--- DIRECTIVE ---
For the data below, work out how many lines include the string "title" and report only the number.

--- ENTRIES SUPPLIED ---

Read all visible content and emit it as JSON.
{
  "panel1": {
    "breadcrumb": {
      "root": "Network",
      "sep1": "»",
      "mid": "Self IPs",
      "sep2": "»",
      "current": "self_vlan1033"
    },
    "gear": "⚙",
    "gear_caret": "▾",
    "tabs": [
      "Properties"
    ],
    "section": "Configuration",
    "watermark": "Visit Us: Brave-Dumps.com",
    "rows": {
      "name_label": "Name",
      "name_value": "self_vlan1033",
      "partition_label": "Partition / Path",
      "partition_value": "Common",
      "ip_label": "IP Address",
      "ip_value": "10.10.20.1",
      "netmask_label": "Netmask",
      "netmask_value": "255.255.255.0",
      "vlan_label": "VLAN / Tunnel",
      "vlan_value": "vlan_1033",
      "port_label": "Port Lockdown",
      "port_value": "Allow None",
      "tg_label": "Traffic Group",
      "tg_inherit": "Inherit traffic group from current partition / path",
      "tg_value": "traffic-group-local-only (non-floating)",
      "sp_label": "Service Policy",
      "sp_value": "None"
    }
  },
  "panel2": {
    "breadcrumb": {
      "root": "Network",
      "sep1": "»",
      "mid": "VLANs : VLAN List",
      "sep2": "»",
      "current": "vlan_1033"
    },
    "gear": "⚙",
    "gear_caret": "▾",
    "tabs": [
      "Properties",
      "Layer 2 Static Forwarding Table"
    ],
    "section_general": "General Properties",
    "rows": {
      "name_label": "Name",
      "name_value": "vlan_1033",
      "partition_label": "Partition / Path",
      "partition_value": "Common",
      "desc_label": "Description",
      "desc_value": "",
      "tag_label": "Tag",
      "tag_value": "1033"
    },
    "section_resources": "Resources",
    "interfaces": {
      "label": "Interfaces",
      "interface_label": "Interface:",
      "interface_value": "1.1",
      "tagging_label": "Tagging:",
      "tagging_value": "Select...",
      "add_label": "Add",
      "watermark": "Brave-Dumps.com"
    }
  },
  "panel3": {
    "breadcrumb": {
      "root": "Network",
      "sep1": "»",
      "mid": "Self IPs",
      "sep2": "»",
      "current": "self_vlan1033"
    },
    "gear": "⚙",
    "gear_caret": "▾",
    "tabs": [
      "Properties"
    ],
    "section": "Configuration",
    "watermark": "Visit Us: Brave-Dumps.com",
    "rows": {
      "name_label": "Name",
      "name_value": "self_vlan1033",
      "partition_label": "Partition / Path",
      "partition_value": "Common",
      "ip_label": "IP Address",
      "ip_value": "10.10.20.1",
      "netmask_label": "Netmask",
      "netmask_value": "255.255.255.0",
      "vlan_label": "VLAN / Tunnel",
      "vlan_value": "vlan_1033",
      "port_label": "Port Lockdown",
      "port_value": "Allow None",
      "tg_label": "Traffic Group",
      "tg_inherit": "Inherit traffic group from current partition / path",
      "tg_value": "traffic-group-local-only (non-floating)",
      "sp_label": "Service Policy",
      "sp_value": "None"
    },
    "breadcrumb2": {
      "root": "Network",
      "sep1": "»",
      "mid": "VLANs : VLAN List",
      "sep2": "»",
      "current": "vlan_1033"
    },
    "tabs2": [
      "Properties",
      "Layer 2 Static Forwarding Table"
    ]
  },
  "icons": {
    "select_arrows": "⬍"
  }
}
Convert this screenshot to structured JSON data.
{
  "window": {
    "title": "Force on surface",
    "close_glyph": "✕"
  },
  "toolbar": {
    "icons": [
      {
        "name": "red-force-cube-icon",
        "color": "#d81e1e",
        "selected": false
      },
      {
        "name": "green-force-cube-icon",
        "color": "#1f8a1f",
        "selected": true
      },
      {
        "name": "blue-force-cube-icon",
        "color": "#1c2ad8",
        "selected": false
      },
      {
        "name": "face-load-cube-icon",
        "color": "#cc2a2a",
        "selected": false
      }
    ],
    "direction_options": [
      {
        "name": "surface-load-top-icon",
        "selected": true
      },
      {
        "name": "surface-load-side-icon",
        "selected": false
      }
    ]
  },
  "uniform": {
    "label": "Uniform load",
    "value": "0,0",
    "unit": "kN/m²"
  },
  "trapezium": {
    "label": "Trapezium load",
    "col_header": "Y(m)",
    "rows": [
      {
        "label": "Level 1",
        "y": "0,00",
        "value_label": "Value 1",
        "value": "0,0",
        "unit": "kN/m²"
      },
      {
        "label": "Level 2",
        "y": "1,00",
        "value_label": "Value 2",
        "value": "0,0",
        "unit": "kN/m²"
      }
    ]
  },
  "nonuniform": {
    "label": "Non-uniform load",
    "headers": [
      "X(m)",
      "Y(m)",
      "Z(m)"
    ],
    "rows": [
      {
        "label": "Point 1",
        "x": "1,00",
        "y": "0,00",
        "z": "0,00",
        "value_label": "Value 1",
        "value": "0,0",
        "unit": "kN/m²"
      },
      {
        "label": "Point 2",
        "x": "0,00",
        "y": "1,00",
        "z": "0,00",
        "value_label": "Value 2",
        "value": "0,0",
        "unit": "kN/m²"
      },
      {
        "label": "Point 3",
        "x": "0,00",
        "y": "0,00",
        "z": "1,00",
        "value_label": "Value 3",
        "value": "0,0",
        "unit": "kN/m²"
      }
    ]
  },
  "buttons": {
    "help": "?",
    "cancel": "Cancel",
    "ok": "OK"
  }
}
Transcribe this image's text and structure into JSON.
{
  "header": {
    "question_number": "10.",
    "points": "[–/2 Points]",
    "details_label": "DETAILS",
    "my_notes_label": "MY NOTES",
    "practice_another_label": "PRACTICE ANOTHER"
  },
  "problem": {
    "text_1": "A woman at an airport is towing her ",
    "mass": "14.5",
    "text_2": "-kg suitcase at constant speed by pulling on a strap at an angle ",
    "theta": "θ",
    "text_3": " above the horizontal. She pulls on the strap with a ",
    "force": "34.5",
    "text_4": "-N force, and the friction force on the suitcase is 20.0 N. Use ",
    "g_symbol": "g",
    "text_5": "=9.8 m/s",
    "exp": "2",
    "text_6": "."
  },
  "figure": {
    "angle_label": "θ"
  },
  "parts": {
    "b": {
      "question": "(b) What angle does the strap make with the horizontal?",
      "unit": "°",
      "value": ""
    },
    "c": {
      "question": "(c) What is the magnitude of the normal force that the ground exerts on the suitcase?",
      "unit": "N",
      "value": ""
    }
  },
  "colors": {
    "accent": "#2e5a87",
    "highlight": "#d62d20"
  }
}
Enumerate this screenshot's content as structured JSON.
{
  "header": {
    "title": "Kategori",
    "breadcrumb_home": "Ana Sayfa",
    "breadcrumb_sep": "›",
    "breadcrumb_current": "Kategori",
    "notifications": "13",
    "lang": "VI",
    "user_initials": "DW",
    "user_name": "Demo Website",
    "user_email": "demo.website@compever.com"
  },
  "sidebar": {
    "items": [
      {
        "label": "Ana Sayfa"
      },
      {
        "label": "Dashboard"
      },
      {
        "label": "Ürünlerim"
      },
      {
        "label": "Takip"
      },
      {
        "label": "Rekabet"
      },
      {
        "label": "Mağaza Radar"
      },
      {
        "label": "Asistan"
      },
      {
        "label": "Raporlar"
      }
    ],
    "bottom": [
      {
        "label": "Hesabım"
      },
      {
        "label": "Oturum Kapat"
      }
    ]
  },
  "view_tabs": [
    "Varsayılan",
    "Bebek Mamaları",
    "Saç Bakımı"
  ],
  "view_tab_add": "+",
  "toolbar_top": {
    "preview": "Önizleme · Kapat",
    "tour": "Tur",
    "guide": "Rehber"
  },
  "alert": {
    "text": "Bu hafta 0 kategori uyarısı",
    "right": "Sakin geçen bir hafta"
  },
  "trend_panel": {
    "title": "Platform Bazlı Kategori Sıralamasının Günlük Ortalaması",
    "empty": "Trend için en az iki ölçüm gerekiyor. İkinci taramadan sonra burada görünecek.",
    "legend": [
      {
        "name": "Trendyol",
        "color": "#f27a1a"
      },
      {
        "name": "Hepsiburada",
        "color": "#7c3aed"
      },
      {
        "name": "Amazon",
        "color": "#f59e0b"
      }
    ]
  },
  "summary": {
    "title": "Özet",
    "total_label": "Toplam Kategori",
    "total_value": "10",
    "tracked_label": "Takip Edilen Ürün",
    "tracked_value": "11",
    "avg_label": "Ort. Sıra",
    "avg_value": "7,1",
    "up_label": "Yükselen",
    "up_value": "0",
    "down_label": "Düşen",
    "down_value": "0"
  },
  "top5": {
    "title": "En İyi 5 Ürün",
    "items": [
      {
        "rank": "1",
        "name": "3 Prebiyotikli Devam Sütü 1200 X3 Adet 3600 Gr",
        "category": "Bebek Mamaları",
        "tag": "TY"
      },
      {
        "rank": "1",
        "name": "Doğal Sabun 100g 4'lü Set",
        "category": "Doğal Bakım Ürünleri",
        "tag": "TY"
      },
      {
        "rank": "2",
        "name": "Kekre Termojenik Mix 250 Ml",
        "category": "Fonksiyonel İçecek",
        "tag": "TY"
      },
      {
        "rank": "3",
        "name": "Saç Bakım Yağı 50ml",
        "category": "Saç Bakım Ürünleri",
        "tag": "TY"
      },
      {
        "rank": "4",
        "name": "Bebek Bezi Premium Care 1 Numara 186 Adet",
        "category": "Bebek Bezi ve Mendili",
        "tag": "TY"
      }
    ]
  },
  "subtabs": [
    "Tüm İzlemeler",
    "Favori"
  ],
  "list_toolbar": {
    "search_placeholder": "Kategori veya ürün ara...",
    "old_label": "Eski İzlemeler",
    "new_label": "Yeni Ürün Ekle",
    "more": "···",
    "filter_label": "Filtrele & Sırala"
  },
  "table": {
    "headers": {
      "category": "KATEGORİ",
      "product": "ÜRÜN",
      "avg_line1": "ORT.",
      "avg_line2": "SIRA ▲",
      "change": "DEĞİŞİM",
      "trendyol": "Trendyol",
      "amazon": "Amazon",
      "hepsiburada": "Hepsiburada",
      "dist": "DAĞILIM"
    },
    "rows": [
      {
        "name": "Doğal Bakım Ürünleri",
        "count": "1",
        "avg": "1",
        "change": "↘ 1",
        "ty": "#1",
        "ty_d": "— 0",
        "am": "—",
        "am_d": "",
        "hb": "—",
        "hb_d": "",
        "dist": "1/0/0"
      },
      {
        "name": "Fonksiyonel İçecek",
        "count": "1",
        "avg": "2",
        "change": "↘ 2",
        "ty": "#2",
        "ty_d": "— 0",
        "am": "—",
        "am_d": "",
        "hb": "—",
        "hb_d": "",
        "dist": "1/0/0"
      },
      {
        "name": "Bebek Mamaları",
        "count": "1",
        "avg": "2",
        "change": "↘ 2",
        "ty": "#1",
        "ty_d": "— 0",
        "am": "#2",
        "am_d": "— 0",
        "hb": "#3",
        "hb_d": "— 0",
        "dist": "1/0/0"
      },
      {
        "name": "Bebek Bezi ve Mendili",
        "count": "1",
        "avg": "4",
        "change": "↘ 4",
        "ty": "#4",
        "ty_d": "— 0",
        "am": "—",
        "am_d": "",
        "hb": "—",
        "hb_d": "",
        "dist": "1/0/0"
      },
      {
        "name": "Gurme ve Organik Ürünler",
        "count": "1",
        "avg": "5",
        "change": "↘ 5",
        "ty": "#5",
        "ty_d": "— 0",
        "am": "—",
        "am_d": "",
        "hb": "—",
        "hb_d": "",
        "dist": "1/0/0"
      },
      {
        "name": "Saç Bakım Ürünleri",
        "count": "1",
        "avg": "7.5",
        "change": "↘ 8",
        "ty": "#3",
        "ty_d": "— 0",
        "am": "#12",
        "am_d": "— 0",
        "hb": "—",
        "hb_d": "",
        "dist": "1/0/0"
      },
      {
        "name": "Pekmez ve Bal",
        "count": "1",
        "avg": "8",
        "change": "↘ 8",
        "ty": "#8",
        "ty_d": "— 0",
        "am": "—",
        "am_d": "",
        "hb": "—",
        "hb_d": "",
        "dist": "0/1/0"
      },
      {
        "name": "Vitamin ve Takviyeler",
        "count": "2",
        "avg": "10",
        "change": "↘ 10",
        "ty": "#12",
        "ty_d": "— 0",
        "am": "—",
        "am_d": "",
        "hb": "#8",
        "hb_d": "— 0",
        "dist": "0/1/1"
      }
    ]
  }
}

--- EXERCISE SOLUTION ---
5